Quote the listing back line for line, with no changes.

Recorded data
····················

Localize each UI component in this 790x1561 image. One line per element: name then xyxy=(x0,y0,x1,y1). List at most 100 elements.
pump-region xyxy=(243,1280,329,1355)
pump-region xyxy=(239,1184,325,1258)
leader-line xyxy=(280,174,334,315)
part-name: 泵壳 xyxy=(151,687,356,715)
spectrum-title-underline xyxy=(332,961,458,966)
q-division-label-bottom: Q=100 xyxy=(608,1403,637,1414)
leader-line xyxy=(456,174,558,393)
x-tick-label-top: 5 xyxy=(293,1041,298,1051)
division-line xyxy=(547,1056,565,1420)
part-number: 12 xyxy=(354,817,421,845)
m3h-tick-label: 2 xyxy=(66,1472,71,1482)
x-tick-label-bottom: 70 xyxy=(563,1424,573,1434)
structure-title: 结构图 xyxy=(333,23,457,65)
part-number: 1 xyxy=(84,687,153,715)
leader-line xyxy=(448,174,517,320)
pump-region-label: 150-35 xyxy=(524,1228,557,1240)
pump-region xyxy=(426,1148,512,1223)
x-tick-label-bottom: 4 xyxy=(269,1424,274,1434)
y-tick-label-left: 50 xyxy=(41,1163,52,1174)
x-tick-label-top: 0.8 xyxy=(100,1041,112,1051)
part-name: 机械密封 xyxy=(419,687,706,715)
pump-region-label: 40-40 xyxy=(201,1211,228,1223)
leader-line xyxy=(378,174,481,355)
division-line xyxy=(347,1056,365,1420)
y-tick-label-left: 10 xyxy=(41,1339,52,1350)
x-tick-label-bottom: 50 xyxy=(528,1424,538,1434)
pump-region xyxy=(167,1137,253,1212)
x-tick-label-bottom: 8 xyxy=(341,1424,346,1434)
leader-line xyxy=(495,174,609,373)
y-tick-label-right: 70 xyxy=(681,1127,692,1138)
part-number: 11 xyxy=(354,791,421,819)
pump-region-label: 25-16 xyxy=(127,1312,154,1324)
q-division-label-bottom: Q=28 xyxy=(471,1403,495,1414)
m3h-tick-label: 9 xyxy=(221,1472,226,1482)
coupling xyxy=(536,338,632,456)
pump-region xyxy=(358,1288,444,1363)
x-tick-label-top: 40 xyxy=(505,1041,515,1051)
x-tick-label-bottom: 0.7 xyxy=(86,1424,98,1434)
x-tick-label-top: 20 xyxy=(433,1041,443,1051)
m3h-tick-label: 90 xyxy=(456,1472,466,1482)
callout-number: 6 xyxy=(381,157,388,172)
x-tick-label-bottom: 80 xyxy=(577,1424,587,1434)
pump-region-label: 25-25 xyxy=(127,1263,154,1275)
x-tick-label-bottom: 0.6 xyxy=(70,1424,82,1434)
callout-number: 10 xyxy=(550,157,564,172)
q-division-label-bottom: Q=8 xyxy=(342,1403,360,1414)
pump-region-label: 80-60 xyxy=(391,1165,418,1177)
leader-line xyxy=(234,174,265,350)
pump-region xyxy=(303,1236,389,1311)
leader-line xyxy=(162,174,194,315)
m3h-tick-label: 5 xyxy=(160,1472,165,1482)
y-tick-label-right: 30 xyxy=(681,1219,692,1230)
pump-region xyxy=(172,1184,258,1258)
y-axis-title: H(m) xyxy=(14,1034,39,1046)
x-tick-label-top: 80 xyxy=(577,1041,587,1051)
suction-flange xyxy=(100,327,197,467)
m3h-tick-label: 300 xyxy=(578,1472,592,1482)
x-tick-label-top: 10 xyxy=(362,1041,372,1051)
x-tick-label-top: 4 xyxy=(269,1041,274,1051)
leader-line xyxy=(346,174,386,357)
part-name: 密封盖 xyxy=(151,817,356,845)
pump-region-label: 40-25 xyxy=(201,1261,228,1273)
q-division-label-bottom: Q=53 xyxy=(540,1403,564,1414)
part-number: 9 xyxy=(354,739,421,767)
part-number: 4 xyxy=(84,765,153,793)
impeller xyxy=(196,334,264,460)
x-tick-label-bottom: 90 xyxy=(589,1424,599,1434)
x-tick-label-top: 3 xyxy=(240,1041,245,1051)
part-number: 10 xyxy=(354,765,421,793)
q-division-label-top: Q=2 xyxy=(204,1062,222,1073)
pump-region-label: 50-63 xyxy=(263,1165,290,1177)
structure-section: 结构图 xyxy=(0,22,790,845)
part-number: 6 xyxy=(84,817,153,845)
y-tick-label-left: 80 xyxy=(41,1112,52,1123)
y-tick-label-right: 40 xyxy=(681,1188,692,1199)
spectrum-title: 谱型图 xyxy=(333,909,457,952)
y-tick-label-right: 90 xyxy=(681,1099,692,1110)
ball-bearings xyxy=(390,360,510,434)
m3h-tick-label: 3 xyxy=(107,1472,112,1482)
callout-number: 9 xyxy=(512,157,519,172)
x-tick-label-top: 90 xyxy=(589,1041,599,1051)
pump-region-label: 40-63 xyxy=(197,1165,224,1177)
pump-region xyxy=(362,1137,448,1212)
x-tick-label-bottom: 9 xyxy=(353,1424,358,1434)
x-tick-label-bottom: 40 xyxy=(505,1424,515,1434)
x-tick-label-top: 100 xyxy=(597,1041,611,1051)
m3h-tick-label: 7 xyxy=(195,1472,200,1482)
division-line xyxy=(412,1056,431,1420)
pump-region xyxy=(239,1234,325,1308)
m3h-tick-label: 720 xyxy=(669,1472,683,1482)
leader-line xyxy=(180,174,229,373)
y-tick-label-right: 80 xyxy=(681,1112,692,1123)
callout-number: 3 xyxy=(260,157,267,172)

····················

§ Exercise response:
Localize each UI component in this 790x1561 image. One line per element: name then xyxy=(x0,y0,x1,y1). List at most 100 elements.
pump-region xyxy=(243,1280,329,1355)
pump-region xyxy=(239,1184,325,1258)
leader-line xyxy=(280,174,334,315)
part-name: 泵壳 xyxy=(151,687,356,715)
spectrum-title-underline xyxy=(332,961,458,966)
q-division-label-bottom: Q=100 xyxy=(608,1403,637,1414)
leader-line xyxy=(456,174,558,393)
x-tick-label-top: 5 xyxy=(293,1041,298,1051)
division-line xyxy=(547,1056,565,1420)
part-number: 12 xyxy=(354,817,421,845)
m3h-tick-label: 2 xyxy=(66,1472,71,1482)
x-tick-label-bottom: 70 xyxy=(563,1424,573,1434)
structure-title: 结构图 xyxy=(333,23,457,65)
part-number: 1 xyxy=(84,687,153,715)
leader-line xyxy=(448,174,517,320)
pump-region-label: 150-35 xyxy=(524,1228,557,1240)
pump-region xyxy=(426,1148,512,1223)
x-tick-label-bottom: 4 xyxy=(269,1424,274,1434)
y-tick-label-left: 50 xyxy=(41,1163,52,1174)
x-tick-label-top: 0.8 xyxy=(100,1041,112,1051)
part-name: 机械密封 xyxy=(419,687,706,715)
pump-region-label: 40-40 xyxy=(201,1211,228,1223)
leader-line xyxy=(378,174,481,355)
division-line xyxy=(347,1056,365,1420)
y-tick-label-left: 10 xyxy=(41,1339,52,1350)
x-tick-label-bottom: 50 xyxy=(528,1424,538,1434)
pump-region xyxy=(167,1137,253,1212)
x-tick-label-bottom: 8 xyxy=(341,1424,346,1434)
leader-line xyxy=(495,174,609,373)
y-tick-label-right: 70 xyxy=(681,1127,692,1138)
part-number: 11 xyxy=(354,791,421,819)
pump-region-label: 25-16 xyxy=(127,1312,154,1324)
q-division-label-bottom: Q=28 xyxy=(471,1403,495,1414)
m3h-tick-label: 9 xyxy=(221,1472,226,1482)
coupling xyxy=(536,338,632,456)
pump-region xyxy=(358,1288,444,1363)
x-tick-label-top: 40 xyxy=(505,1041,515,1051)
x-tick-label-bottom: 0.7 xyxy=(86,1424,98,1434)
x-tick-label-top: 20 xyxy=(433,1041,443,1051)
m3h-tick-label: 90 xyxy=(456,1472,466,1482)
callout-number: 6 xyxy=(381,157,388,172)
x-tick-label-bottom: 80 xyxy=(577,1424,587,1434)
pump-region-label: 25-25 xyxy=(127,1263,154,1275)
x-tick-label-bottom: 0.6 xyxy=(70,1424,82,1434)
callout-number: 10 xyxy=(550,157,564,172)
q-division-label-bottom: Q=8 xyxy=(342,1403,360,1414)
pump-region-label: 80-60 xyxy=(391,1165,418,1177)
leader-line xyxy=(234,174,265,350)
pump-region xyxy=(303,1236,389,1311)
leader-line xyxy=(162,174,194,315)
m3h-tick-label: 5 xyxy=(160,1472,165,1482)
y-tick-label-right: 30 xyxy=(681,1219,692,1230)
pump-region xyxy=(172,1184,258,1258)
y-axis-title: H(m) xyxy=(14,1034,39,1046)
x-tick-label-top: 80 xyxy=(577,1041,587,1051)
suction-flange xyxy=(100,327,197,467)
m3h-tick-label: 300 xyxy=(578,1472,592,1482)
x-tick-label-top: 10 xyxy=(362,1041,372,1051)
x-tick-label-top: 4 xyxy=(269,1041,274,1051)
leader-line xyxy=(346,174,386,357)
part-name: 密封盖 xyxy=(151,817,356,845)
pump-region-label: 40-25 xyxy=(201,1261,228,1273)
q-division-label-bottom: Q=53 xyxy=(540,1403,564,1414)
part-number: 9 xyxy=(354,739,421,767)
part-number: 4 xyxy=(84,765,153,793)
impeller xyxy=(196,334,264,460)
x-tick-label-bottom: 90 xyxy=(589,1424,599,1434)
x-tick-label-top: 3 xyxy=(240,1041,245,1051)
part-number: 10 xyxy=(354,765,421,793)
q-division-label-top: Q=2 xyxy=(204,1062,222,1073)
pump-region-label: 50-63 xyxy=(263,1165,290,1177)
structure-section: 结构图 xyxy=(0,22,790,845)
part-number: 6 xyxy=(84,817,153,845)
y-tick-label-left: 80 xyxy=(41,1112,52,1123)
y-tick-label-right: 40 xyxy=(681,1188,692,1199)
spectrum-title: 谱型图 xyxy=(333,909,457,952)
y-tick-label-right: 90 xyxy=(681,1099,692,1110)
ball-bearings xyxy=(390,360,510,434)
m3h-tick-label: 3 xyxy=(107,1472,112,1482)
callout-number: 9 xyxy=(512,157,519,172)
x-tick-label-top: 90 xyxy=(589,1041,599,1051)
pump-region-label: 40-63 xyxy=(197,1165,224,1177)
pump-region xyxy=(362,1137,448,1212)
x-tick-label-bottom: 9 xyxy=(353,1424,358,1434)
x-tick-label-bottom: 40 xyxy=(505,1424,515,1434)
x-tick-label-top: 100 xyxy=(597,1041,611,1051)
m3h-tick-label: 7 xyxy=(195,1472,200,1482)
division-line xyxy=(412,1056,431,1420)
pump-region xyxy=(239,1234,325,1308)
m3h-tick-label: 720 xyxy=(669,1472,683,1482)
leader-line xyxy=(180,174,229,373)
y-tick-label-right: 80 xyxy=(681,1112,692,1123)
callout-number: 3 xyxy=(260,157,267,172)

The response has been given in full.